▸ **SUPPLIED PASSAGE**:
^^^^^^^^

DRGs will become an important direction for China’s medical reform
A number of studies have shown that, two current medical dilemmas in developing countries include high medical expenses and bed turnover inefficiency (25–26). These two dilemmas have also caused the headache of expensive and diffi cult medical treatment in China (27). The BJ-DRGs produced the best CV and RIV results for expenditure control. In our study, for cirrhosis and duodenal ulcer, which are the two highest incidence digestive system diseases, in particular, length of stay was positively correlated with the expense of medical treatment, which brings hope to resolving the very two issues. Hence DRGs would be a major direction for China’s medical reform.
Limitations of the study and directions for future development
There are two limitations in this study. On one hand, the sample size is limited thus cannot represent the distribution of disease cost in the whole population. If a larger sample is available, the analysis of impact factors for specific diseases would be more accurate. Also, data mining techniques can be introduced for the cost of disease clustering based on key factors, thereby to develop more accurate pricing standards for each disease group. On the other hand, Shanghai, as one of China’s most developed cities, has the highest economic and medical technological level in the nation, thus the results of this study cannot be generalized. This study mainly provides fellow colleagues research an idea on the way to introducing prospective payment system during transition from past payment system. For future studies, the direct application of research results has to be improved.

^^^^^^^^

▸ **THE TASK**: Continue the passage on DRGs and China's medical reform from where it stops.

▸ **DATA UNDER STUDY**:

^^^^^^^^

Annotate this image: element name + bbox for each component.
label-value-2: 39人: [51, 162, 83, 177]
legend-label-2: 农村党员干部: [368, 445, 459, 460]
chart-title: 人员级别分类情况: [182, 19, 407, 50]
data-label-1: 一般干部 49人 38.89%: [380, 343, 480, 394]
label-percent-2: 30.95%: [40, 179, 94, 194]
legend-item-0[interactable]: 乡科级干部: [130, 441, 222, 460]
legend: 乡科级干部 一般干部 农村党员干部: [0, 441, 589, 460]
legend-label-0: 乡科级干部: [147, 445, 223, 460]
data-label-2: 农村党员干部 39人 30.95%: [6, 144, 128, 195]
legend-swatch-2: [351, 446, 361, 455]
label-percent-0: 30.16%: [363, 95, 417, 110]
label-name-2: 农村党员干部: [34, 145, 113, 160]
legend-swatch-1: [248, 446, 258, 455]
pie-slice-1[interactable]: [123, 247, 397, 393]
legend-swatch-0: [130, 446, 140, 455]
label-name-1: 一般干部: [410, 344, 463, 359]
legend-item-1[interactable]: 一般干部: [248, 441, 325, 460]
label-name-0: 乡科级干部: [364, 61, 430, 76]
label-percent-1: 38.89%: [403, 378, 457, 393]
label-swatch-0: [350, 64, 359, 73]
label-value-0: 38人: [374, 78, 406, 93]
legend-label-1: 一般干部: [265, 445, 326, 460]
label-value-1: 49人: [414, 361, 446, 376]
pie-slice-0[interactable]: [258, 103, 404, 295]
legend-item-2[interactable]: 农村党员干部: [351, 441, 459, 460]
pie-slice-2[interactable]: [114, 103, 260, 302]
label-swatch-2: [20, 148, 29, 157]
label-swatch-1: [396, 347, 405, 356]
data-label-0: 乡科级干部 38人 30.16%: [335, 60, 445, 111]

^^^^^^^^

▸ **WRITTEN REPLY**:
Conclusion
Conditions in developing countries are not up to the management requirements to fully realize DRGs. However, in the context of limited resources, starting with screening for common and frequently occurring diseases, studying the limited diseases within each disease group and the key factors influencing medical expenses of these diseases, as well the simplification of DRGs standard- setting process based on standardized clinical pathways and accurate costing, will greatly increase the efficiency of implementing DRGs in developing countries.
Ethical considerations
Ethical issues (Including plagiarism, Informed Consent, misconduct, data fabrication and/or falsification, double publication and/or submission, redundancy, etc.) have been completely observed by the authors.
Acknowledgements
The authors thank all members of the DRGs project team and cooperative hospitals in Shanghai and, particularly, Tabitha Mui, Jun Lv, Li Luo for their advice and guidance. They are also grateful to the journal’s referees for their constructive comments.
This work was supported by the Fundamental Research Funds for the Central Universities (2012KJ017), Research Funding from the Health bureau of Shanghai (20124y182), Shanghai Postdoctoral Scientific Program (13R21416600) and China Postdoctoral Science foundation (2013M531223). The authors declare that there is no conflict of interests.